§ Reading text:
Thursday, December 02, 2010

Feds should flunk out of education

If there's one thing the 2010 elections made clear, it's that voters want a smaller, cheaper, more effective federal government. A terrific place to start giving them that is education. Washington meddles in our schools without constitutional authority to do so, and, as newly released test scores illustrate, without making things any better.

The scores in question are from the National Assessment of Educational Progress, the so-called "Nation's Report Card." More specifically, they are reading and mathematics scores for 12th-graders — our schools' "final products" — and they reveal federal failure on at least two levels.

First, there are the scores themselves. In reading, they were slightly lower than in 1998 or 1992, and they are part of an overall trend of almost pure stagnation. In mathematics, there was a tiny uptick from 2005-09 and ... that was it. The NAEP framework for math was changed so drastically from 2002-05 that no pre-2005 scores were comparable, making no meaningful trend discernable. Nonetheless, the NAEP press release touted gains for math and reading.

§ The tasks:
- a) Reproduce the passage from the education op-ed that begins at the words "If there's one" and stops after the words "things any better.".
- b) In the education op-ed, what nickname is given to the National Assessment of Educational Progress?

§ Material:
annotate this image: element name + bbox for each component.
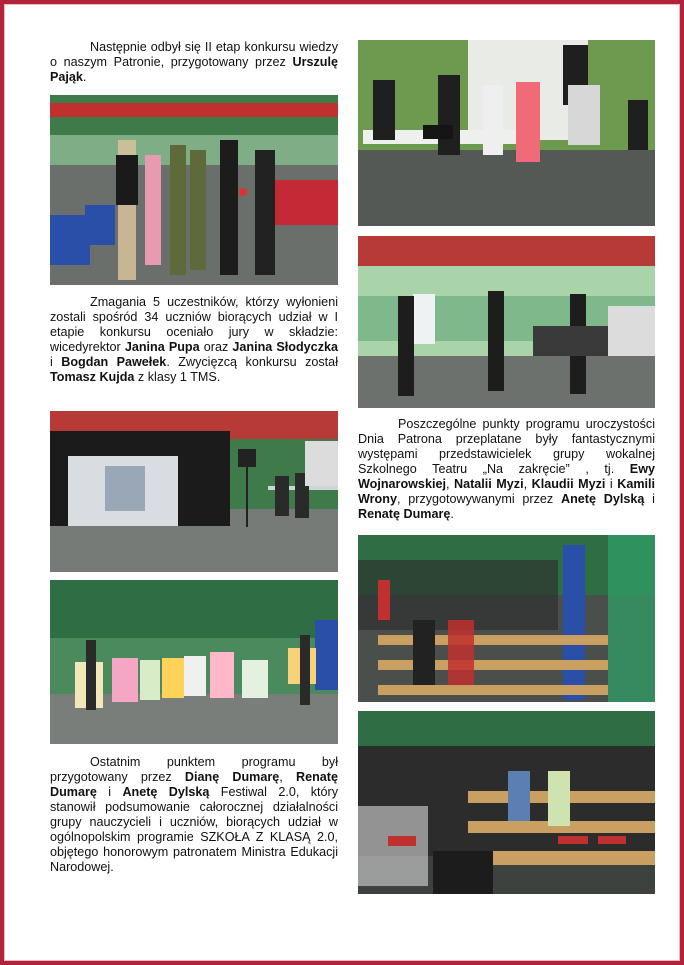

§ Written responses:
- a)
If there's one thing the 2010 elections made clear, it's that voters want a smaller, cheaper, more effective federal government. A terrific place to start giving them that is education. Washington meddles in our schools without constitutional authority to do so, and, as newly released test scores illustrate, without making things any better.

- b) The "Nation's Report Card."